** start **
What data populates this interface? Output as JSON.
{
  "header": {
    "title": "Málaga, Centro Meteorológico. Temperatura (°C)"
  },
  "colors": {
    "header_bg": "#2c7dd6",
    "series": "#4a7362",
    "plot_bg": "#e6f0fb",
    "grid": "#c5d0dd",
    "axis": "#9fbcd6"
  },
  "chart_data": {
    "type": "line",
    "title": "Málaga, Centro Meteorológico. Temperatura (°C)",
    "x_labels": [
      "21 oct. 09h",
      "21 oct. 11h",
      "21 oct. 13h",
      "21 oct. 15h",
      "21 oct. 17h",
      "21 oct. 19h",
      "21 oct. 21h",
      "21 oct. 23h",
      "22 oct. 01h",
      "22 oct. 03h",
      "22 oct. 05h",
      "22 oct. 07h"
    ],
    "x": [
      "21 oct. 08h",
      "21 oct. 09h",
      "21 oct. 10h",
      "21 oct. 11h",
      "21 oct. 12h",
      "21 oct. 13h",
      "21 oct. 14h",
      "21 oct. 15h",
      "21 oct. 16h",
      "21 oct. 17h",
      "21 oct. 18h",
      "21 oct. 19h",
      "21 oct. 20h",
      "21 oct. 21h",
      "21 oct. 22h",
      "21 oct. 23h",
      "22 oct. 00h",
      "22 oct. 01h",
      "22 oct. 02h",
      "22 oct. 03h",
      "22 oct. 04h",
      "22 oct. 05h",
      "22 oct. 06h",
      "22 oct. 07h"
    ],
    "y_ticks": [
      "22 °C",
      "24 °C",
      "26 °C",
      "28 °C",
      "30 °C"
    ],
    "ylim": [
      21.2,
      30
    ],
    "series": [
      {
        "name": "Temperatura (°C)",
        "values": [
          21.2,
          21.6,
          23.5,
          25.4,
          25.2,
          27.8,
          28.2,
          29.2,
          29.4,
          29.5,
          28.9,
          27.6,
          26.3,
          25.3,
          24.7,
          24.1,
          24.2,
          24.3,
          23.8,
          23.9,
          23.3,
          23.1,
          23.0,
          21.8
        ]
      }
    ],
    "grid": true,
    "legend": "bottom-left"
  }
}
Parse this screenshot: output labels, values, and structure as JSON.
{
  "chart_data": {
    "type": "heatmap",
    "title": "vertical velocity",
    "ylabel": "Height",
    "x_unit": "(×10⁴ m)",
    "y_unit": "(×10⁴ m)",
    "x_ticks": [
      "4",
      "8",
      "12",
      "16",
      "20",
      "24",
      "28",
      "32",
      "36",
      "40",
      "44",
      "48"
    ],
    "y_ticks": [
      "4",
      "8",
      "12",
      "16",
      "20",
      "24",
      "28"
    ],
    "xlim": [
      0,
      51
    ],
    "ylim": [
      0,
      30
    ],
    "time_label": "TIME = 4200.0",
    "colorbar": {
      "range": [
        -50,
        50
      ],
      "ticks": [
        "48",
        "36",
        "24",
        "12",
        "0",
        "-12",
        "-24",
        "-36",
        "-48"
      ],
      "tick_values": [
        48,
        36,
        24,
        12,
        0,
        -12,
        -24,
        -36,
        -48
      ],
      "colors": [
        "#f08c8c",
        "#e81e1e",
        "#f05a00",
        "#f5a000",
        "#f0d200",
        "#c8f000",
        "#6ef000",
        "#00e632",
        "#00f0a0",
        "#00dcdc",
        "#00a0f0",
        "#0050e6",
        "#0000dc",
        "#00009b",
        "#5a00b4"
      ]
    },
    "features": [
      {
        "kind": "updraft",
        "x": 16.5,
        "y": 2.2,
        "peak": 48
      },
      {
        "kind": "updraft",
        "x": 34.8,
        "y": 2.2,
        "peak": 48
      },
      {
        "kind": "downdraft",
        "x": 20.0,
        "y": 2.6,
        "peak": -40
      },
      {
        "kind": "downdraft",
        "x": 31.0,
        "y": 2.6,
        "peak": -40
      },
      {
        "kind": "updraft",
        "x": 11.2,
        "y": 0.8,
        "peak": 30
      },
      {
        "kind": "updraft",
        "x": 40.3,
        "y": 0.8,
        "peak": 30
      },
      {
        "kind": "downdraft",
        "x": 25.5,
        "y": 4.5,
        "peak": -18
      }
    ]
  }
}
** end **
REQUIREMENT. Sift the material for lines with the string "Centro". Copy each one found.

EXERCISE RESPONSE.
    "title": "Málaga, Centro Meteorológico. Temperatura (°C)"
    "title": "Málaga, Centro Meteorológico. Temperatura (°C)",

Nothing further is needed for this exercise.